* What to do: Quote the whole listing word for word, please.

Dataset rows
((
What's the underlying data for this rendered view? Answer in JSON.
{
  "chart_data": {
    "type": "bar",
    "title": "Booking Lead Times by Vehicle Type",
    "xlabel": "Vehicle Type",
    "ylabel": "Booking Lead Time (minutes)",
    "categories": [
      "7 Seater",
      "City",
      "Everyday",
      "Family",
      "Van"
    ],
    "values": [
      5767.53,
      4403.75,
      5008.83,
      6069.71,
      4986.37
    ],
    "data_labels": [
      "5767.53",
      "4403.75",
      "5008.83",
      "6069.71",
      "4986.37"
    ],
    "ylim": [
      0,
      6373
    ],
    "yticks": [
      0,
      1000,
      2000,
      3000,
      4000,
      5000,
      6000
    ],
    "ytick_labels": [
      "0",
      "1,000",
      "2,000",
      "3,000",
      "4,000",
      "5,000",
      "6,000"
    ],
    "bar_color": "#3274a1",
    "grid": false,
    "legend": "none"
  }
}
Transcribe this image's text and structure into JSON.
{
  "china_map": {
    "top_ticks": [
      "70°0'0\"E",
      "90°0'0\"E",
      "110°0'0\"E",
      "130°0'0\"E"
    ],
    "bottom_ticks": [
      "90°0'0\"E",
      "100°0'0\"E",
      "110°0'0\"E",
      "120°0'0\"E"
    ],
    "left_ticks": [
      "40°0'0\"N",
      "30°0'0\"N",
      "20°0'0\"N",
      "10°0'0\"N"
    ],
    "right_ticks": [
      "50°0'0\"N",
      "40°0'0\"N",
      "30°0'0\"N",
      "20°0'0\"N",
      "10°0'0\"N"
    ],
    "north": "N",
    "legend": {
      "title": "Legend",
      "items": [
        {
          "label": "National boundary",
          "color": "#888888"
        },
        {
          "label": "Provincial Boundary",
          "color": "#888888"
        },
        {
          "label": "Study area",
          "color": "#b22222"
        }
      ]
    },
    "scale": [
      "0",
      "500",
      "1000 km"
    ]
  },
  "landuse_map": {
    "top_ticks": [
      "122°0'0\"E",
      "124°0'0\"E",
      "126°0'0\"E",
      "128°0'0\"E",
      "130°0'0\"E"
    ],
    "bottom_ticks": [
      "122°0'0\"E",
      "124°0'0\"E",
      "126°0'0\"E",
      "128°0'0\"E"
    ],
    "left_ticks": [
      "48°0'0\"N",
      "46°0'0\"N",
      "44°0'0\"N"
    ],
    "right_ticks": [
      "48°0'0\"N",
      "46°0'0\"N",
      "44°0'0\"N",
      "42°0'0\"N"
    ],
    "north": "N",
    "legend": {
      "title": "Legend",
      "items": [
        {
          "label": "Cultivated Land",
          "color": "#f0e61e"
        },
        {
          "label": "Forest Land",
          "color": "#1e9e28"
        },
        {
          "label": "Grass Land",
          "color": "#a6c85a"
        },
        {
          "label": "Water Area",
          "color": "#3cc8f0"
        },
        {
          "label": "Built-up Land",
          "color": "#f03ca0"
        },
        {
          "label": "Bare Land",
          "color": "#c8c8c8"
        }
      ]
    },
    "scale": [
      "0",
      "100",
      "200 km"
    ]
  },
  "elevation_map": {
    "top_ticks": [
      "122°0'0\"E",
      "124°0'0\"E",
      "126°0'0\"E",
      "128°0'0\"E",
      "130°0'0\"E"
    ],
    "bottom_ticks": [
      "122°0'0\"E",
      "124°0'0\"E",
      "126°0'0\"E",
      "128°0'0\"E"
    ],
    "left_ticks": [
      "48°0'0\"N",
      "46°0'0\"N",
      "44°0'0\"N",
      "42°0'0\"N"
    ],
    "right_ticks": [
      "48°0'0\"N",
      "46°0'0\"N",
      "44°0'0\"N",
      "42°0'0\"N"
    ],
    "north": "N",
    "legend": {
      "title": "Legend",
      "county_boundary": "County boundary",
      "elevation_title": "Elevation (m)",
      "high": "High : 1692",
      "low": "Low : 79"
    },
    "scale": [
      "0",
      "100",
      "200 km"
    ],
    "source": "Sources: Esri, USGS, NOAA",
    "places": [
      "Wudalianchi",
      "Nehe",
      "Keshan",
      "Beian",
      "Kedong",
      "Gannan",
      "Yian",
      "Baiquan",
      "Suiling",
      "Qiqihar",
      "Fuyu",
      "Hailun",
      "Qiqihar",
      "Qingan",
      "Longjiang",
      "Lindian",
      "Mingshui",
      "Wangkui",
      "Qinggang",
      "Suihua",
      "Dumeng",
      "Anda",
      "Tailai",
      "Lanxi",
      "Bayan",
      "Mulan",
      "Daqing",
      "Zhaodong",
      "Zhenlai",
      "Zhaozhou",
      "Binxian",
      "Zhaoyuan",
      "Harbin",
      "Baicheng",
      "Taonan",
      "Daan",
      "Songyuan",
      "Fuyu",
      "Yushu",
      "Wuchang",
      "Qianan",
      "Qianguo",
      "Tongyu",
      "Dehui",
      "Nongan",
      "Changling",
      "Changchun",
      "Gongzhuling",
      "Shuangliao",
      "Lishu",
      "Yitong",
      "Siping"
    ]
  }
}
))
* Answer to this problem:
What's the underlying data for this rendered view? Answer in JSON.
{
  "chart_data": {
    "type": "bar",
    "title": "Booking Lead Times by Vehicle Type",
    "xlabel": "Vehicle Type",
    "ylabel": "Booking Lead Time (minutes)",
    "categories": [
      "7 Seater",
      "City",
      "Everyday",
      "Family",
      "Van"
    ],
    "values": [
      5767.53,
      4403.75,
      5008.83,
      6069.71,
      4986.37
    ],
    "data_labels": [
      "5767.53",
      "4403.75",
      "5008.83",
      "6069.71",
      "4986.37"
    ],
    "ylim": [
      0,
      6373
    ],
    "yticks": [
      0,
      1000,
      2000,
      3000,
      4000,
      5000,
      6000
    ],
    "ytick_labels": [
      "0",
      "1,000",
      "2,000",
      "3,000",
      "4,000",
      "5,000",
      "6,000"
    ],
    "bar_color": "#3274a1",
    "grid": false,
    "legend": "none"
  }
}
Transcribe this image's text and structure into JSON.
{
  "china_map": {
    "top_ticks": [
      "70°0'0\"E",
      "90°0'0\"E",
      "110°0'0\"E",
      "130°0'0\"E"
    ],
    "bottom_ticks": [
      "90°0'0\"E",
      "100°0'0\"E",
      "110°0'0\"E",
      "120°0'0\"E"
    ],
    "left_ticks": [
      "40°0'0\"N",
      "30°0'0\"N",
      "20°0'0\"N",
      "10°0'0\"N"
    ],
    "right_ticks": [
      "50°0'0\"N",
      "40°0'0\"N",
      "30°0'0\"N",
      "20°0'0\"N",
      "10°0'0\"N"
    ],
    "north": "N",
    "legend": {
      "title": "Legend",
      "items": [
        {
          "label": "National boundary",
          "color": "#888888"
        },
        {
          "label": "Provincial Boundary",
          "color": "#888888"
        },
        {
          "label": "Study area",
          "color": "#b22222"
        }
      ]
    },
    "scale": [
      "0",
      "500",
      "1000 km"
    ]
  },
  "landuse_map": {
    "top_ticks": [
      "122°0'0\"E",
      "124°0'0\"E",
      "126°0'0\"E",
      "128°0'0\"E",
      "130°0'0\"E"
    ],
    "bottom_ticks": [
      "122°0'0\"E",
      "124°0'0\"E",
      "126°0'0\"E",
      "128°0'0\"E"
    ],
    "left_ticks": [
      "48°0'0\"N",
      "46°0'0\"N",
      "44°0'0\"N"
    ],
    "right_ticks": [
      "48°0'0\"N",
      "46°0'0\"N",
      "44°0'0\"N",
      "42°0'0\"N"
    ],
    "north": "N",
    "legend": {
      "title": "Legend",
      "items": [
        {
          "label": "Cultivated Land",
          "color": "#f0e61e"
        },
        {
          "label": "Forest Land",
          "color": "#1e9e28"
        },
        {
          "label": "Grass Land",
          "color": "#a6c85a"
        },
        {
          "label": "Water Area",
          "color": "#3cc8f0"
        },
        {
          "label": "Built-up Land",
          "color": "#f03ca0"
        },
        {
          "label": "Bare Land",
          "color": "#c8c8c8"
        }
      ]
    },
    "scale": [
      "0",
      "100",
      "200 km"
    ]
  },
  "elevation_map": {
    "top_ticks": [
      "122°0'0\"E",
      "124°0'0\"E",
      "126°0'0\"E",
      "128°0'0\"E",
      "130°0'0\"E"
    ],
    "bottom_ticks": [
      "122°0'0\"E",
      "124°0'0\"E",
      "126°0'0\"E",
      "128°0'0\"E"
    ],
    "left_ticks": [
      "48°0'0\"N",
      "46°0'0\"N",
      "44°0'0\"N",
      "42°0'0\"N"
    ],
    "right_ticks": [
      "48°0'0\"N",
      "46°0'0\"N",
      "44°0'0\"N",
      "42°0'0\"N"
    ],
    "north": "N",
    "legend": {
      "title": "Legend",
      "county_boundary": "County boundary",
      "elevation_title": "Elevation (m)",
      "high": "High : 1692",
      "low": "Low : 79"
    },
    "scale": [
      "0",
      "100",
      "200 km"
    ],
    "source": "Sources: Esri, USGS, NOAA",
    "places": [
      "Wudalianchi",
      "Nehe",
      "Keshan",
      "Beian",
      "Kedong",
      "Gannan",
      "Yian",
      "Baiquan",
      "Suiling",
      "Qiqihar",
      "Fuyu",
      "Hailun",
      "Qiqihar",
      "Qingan",
      "Longjiang",
      "Lindian",
      "Mingshui",
      "Wangkui",
      "Qinggang",
      "Suihua",
      "Dumeng",
      "Anda",
      "Tailai",
      "Lanxi",
      "Bayan",
      "Mulan",
      "Daqing",
      "Zhaodong",
      "Zhenlai",
      "Zhaozhou",
      "Binxian",
      "Zhaoyuan",
      "Harbin",
      "Baicheng",
      "Taonan",
      "Daan",
      "Songyuan",
      "Fuyu",
      "Yushu",
      "Wuchang",
      "Qianan",
      "Qianguo",
      "Tongyu",
      "Dehui",
      "Nongan",
      "Changling",
      "Changchun",
      "Gongzhuling",
      "Shuangliao",
      "Lishu",
      "Yitong",
      "Siping"
    ]
  }
}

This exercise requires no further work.